**GOAL:**
Can you output the material exactly as written, minus any pictures it holds?
[start RECORDS]
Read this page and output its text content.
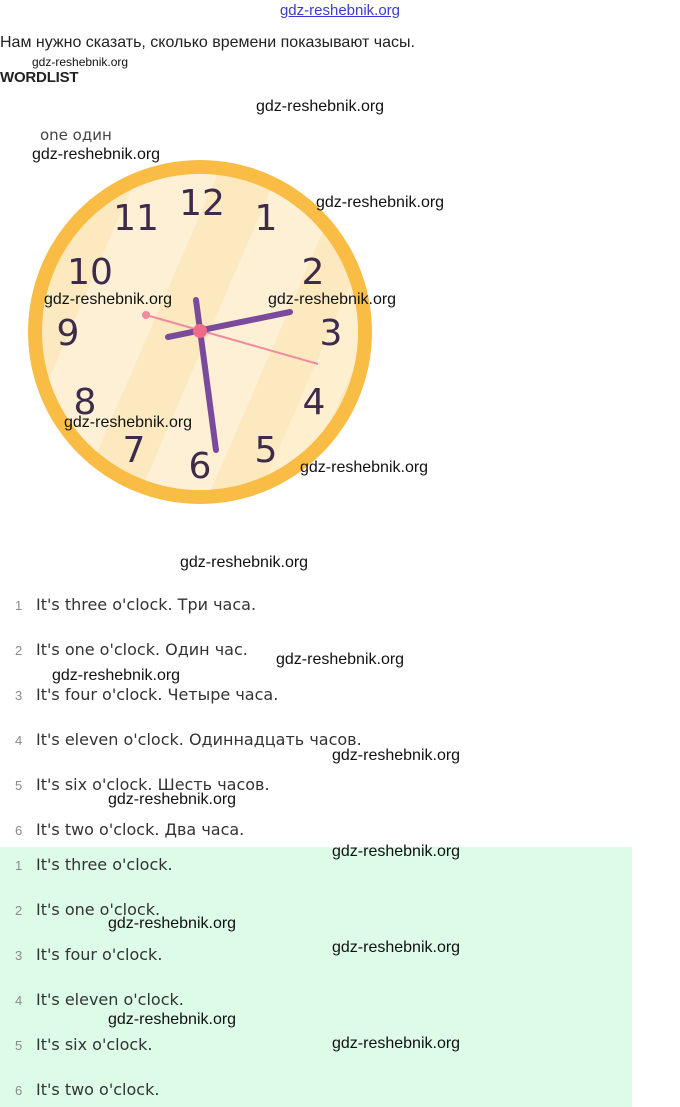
gdz-reshebnik.org
Нам нужно сказать, сколько времени показывают часы.
WORDLIST
one один
12 1
2
3
4
5
6
7
8
9
10
11
1 It's three o'clock. Три часа.
2 It's one o'clock. Один час.
3 It's four o'clock. Четыре часа.
4 It's eleven o'clock. Одиннадцать часов.
5 It's six o'clock. Шесть часов.
6 It's two o'clock. Два часа.
1 It's three o'clock.
2 It's one o'clock.
3 It's four o'clock.
4 It's eleven o'clock.
5 It's six o'clock.
6 It's two o'clock.
gdz-reshebnik.org
gdz-reshebnik.org
gdz-reshebnik.org
gdz-reshebnik.org
gdz-reshebnik.org	gdz-reshebnik.org
gdz-reshebnik.org
gdz-reshebnik.org
gdz-reshebnik.org
gdz-reshebnik.org
gdz-reshebnik.org
gdz-reshebnik.org
gdz-reshebnik.org
gdz-reshebnik.org
gdz-reshebnik.org
gdz-reshebnik.org
gdz-reshebnik.org
gdz-reshebnik.org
[end RECORDS]
**FULL OUTPUT:**
Read this page and output its text content.
gdz-reshebnik.org
Нам нужно сказать, сколько времени показывают часы.
WORDLIST
one один
12 1
2
3
4
5
6
7
8
9
10
11
1 It's three o'clock. Три часа.
2 It's one o'clock. Один час.
3 It's four o'clock. Четыре часа.
4 It's eleven o'clock. Одиннадцать часов.
5 It's six o'clock. Шесть часов.
6 It's two o'clock. Два часа.
1 It's three o'clock.
2 It's one o'clock.
3 It's four o'clock.
4 It's eleven o'clock.
5 It's six o'clock.
6 It's two o'clock.
gdz-reshebnik.org
gdz-reshebnik.org
gdz-reshebnik.org
gdz-reshebnik.org
gdz-reshebnik.org	gdz-reshebnik.org
gdz-reshebnik.org
gdz-reshebnik.org
gdz-reshebnik.org
gdz-reshebnik.org
gdz-reshebnik.org
gdz-reshebnik.org
gdz-reshebnik.org
gdz-reshebnik.org
gdz-reshebnik.org
gdz-reshebnik.org
gdz-reshebnik.org
gdz-reshebnik.org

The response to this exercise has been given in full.